WORK TO BE COMPLETED: Below is a set of records. Repeat all of them exactly.
[Start]
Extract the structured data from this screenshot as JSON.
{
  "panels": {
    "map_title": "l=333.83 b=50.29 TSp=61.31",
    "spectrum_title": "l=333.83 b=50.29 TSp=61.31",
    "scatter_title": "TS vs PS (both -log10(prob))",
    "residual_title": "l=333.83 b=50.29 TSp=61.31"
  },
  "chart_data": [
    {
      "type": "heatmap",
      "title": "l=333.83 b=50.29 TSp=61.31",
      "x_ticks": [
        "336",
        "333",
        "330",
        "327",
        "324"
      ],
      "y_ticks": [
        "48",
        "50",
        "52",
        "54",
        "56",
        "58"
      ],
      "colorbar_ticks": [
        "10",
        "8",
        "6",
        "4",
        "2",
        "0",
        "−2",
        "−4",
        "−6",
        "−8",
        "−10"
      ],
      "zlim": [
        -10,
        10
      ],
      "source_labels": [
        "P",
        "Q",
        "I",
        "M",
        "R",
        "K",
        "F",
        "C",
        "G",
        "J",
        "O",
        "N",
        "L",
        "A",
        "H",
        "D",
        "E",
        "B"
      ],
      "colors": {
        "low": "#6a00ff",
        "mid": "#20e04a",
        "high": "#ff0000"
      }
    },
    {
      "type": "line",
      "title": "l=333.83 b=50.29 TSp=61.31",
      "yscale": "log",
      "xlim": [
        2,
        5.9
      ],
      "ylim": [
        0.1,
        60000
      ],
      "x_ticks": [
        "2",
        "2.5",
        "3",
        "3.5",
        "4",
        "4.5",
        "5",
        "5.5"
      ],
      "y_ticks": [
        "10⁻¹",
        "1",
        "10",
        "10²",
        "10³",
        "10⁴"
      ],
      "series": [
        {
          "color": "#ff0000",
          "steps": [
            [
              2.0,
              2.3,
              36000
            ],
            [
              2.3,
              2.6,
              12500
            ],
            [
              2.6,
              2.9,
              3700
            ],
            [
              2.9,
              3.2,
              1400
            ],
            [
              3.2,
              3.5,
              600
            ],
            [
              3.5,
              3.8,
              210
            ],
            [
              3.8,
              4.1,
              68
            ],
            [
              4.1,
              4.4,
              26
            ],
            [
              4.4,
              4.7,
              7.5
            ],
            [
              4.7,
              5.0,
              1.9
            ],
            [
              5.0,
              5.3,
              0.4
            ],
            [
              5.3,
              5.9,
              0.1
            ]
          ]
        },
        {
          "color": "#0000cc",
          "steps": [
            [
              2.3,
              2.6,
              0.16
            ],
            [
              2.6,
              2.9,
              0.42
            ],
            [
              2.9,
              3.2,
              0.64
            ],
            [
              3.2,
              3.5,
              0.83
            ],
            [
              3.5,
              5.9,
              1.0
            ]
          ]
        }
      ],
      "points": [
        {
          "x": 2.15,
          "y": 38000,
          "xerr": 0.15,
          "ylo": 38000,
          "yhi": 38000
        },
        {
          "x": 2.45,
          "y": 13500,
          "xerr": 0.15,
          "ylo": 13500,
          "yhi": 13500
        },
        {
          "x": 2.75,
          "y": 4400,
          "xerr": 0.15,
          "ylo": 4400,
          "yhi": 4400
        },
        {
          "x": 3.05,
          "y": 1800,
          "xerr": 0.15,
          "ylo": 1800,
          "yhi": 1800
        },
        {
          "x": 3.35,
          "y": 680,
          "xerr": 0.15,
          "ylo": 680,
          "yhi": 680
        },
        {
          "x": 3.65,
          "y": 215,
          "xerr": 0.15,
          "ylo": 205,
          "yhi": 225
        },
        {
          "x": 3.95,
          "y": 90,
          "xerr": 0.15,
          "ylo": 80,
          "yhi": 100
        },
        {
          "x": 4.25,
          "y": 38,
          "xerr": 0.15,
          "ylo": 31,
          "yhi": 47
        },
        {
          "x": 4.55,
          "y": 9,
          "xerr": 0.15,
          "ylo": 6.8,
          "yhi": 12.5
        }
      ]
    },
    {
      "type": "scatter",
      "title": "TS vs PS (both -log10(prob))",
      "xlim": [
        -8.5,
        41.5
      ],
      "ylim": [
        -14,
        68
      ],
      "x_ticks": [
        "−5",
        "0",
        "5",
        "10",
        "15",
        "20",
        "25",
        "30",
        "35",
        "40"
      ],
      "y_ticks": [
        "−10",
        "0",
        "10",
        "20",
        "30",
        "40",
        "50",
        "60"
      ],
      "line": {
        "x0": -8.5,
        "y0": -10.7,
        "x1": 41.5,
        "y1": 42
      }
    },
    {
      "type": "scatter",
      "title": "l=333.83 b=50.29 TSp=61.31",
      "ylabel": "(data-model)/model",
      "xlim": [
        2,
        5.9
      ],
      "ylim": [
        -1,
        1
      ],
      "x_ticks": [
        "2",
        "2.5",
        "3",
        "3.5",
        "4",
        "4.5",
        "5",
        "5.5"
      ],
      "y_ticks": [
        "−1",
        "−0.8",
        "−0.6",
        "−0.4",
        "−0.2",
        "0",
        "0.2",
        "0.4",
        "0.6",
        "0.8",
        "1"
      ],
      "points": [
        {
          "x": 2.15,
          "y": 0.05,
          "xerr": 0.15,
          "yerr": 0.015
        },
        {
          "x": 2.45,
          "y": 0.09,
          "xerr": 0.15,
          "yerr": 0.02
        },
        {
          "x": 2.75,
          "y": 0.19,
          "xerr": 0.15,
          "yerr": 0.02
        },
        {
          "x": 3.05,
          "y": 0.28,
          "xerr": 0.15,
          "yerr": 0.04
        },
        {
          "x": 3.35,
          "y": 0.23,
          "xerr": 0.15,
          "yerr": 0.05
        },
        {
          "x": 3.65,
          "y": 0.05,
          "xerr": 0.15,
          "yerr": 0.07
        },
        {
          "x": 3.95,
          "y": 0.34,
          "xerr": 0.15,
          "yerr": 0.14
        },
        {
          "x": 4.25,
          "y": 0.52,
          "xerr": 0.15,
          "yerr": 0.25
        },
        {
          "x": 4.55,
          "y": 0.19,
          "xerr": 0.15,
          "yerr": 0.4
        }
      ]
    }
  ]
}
[End]
ANSWER BELOW:
Extract the structured data from this screenshot as JSON.
{
  "panels": {
    "map_title": "l=333.83 b=50.29 TSp=61.31",
    "spectrum_title": "l=333.83 b=50.29 TSp=61.31",
    "scatter_title": "TS vs PS (both -log10(prob))",
    "residual_title": "l=333.83 b=50.29 TSp=61.31"
  },
  "chart_data": [
    {
      "type": "heatmap",
      "title": "l=333.83 b=50.29 TSp=61.31",
      "x_ticks": [
        "336",
        "333",
        "330",
        "327",
        "324"
      ],
      "y_ticks": [
        "48",
        "50",
        "52",
        "54",
        "56",
        "58"
      ],
      "colorbar_ticks": [
        "10",
        "8",
        "6",
        "4",
        "2",
        "0",
        "−2",
        "−4",
        "−6",
        "−8",
        "−10"
      ],
      "zlim": [
        -10,
        10
      ],
      "source_labels": [
        "P",
        "Q",
        "I",
        "M",
        "R",
        "K",
        "F",
        "C",
        "G",
        "J",
        "O",
        "N",
        "L",
        "A",
        "H",
        "D",
        "E",
        "B"
      ],
      "colors": {
        "low": "#6a00ff",
        "mid": "#20e04a",
        "high": "#ff0000"
      }
    },
    {
      "type": "line",
      "title": "l=333.83 b=50.29 TSp=61.31",
      "yscale": "log",
      "xlim": [
        2,
        5.9
      ],
      "ylim": [
        0.1,
        60000
      ],
      "x_ticks": [
        "2",
        "2.5",
        "3",
        "3.5",
        "4",
        "4.5",
        "5",
        "5.5"
      ],
      "y_ticks": [
        "10⁻¹",
        "1",
        "10",
        "10²",
        "10³",
        "10⁴"
      ],
      "series": [
        {
          "color": "#ff0000",
          "steps": [
            [
              2.0,
              2.3,
              36000
            ],
            [
              2.3,
              2.6,
              12500
            ],
            [
              2.6,
              2.9,
              3700
            ],
            [
              2.9,
              3.2,
              1400
            ],
            [
              3.2,
              3.5,
              600
            ],
            [
              3.5,
              3.8,
              210
            ],
            [
              3.8,
              4.1,
              68
            ],
            [
              4.1,
              4.4,
              26
            ],
            [
              4.4,
              4.7,
              7.5
            ],
            [
              4.7,
              5.0,
              1.9
            ],
            [
              5.0,
              5.3,
              0.4
            ],
            [
              5.3,
              5.9,
              0.1
            ]
          ]
        },
        {
          "color": "#0000cc",
          "steps": [
            [
              2.3,
              2.6,
              0.16
            ],
            [
              2.6,
              2.9,
              0.42
            ],
            [
              2.9,
              3.2,
              0.64
            ],
            [
              3.2,
              3.5,
              0.83
            ],
            [
              3.5,
              5.9,
              1.0
            ]
          ]
        }
      ],
      "points": [
        {
          "x": 2.15,
          "y": 38000,
          "xerr": 0.15,
          "ylo": 38000,
          "yhi": 38000
        },
        {
          "x": 2.45,
          "y": 13500,
          "xerr": 0.15,
          "ylo": 13500,
          "yhi": 13500
        },
        {
          "x": 2.75,
          "y": 4400,
          "xerr": 0.15,
          "ylo": 4400,
          "yhi": 4400
        },
        {
          "x": 3.05,
          "y": 1800,
          "xerr": 0.15,
          "ylo": 1800,
          "yhi": 1800
        },
        {
          "x": 3.35,
          "y": 680,
          "xerr": 0.15,
          "ylo": 680,
          "yhi": 680
        },
        {
          "x": 3.65,
          "y": 215,
          "xerr": 0.15,
          "ylo": 205,
          "yhi": 225
        },
        {
          "x": 3.95,
          "y": 90,
          "xerr": 0.15,
          "ylo": 80,
          "yhi": 100
        },
        {
          "x": 4.25,
          "y": 38,
          "xerr": 0.15,
          "ylo": 31,
          "yhi": 47
        },
        {
          "x": 4.55,
          "y": 9,
          "xerr": 0.15,
          "ylo": 6.8,
          "yhi": 12.5
        }
      ]
    },
    {
      "type": "scatter",
      "title": "TS vs PS (both -log10(prob))",
      "xlim": [
        -8.5,
        41.5
      ],
      "ylim": [
        -14,
        68
      ],
      "x_ticks": [
        "−5",
        "0",
        "5",
        "10",
        "15",
        "20",
        "25",
        "30",
        "35",
        "40"
      ],
      "y_ticks": [
        "−10",
        "0",
        "10",
        "20",
        "30",
        "40",
        "50",
        "60"
      ],
      "line": {
        "x0": -8.5,
        "y0": -10.7,
        "x1": 41.5,
        "y1": 42
      }
    },
    {
      "type": "scatter",
      "title": "l=333.83 b=50.29 TSp=61.31",
      "ylabel": "(data-model)/model",
      "xlim": [
        2,
        5.9
      ],
      "ylim": [
        -1,
        1
      ],
      "x_ticks": [
        "2",
        "2.5",
        "3",
        "3.5",
        "4",
        "4.5",
        "5",
        "5.5"
      ],
      "y_ticks": [
        "−1",
        "−0.8",
        "−0.6",
        "−0.4",
        "−0.2",
        "0",
        "0.2",
        "0.4",
        "0.6",
        "0.8",
        "1"
      ],
      "points": [
        {
          "x": 2.15,
          "y": 0.05,
          "xerr": 0.15,
          "yerr": 0.015
        },
        {
          "x": 2.45,
          "y": 0.09,
          "xerr": 0.15,
          "yerr": 0.02
        },
        {
          "x": 2.75,
          "y": 0.19,
          "xerr": 0.15,
          "yerr": 0.02
        },
        {
          "x": 3.05,
          "y": 0.28,
          "xerr": 0.15,
          "yerr": 0.04
        },
        {
          "x": 3.35,
          "y": 0.23,
          "xerr": 0.15,
          "yerr": 0.05
        },
        {
          "x": 3.65,
          "y": 0.05,
          "xerr": 0.15,
          "yerr": 0.07
        },
        {
          "x": 3.95,
          "y": 0.34,
          "xerr": 0.15,
          "yerr": 0.14
        },
        {
          "x": 4.25,
          "y": 0.52,
          "xerr": 0.15,
          "yerr": 0.25
        },
        {
          "x": 4.55,
          "y": 0.19,
          "xerr": 0.15,
          "yerr": 0.4
        }
      ]
    }
  ]
}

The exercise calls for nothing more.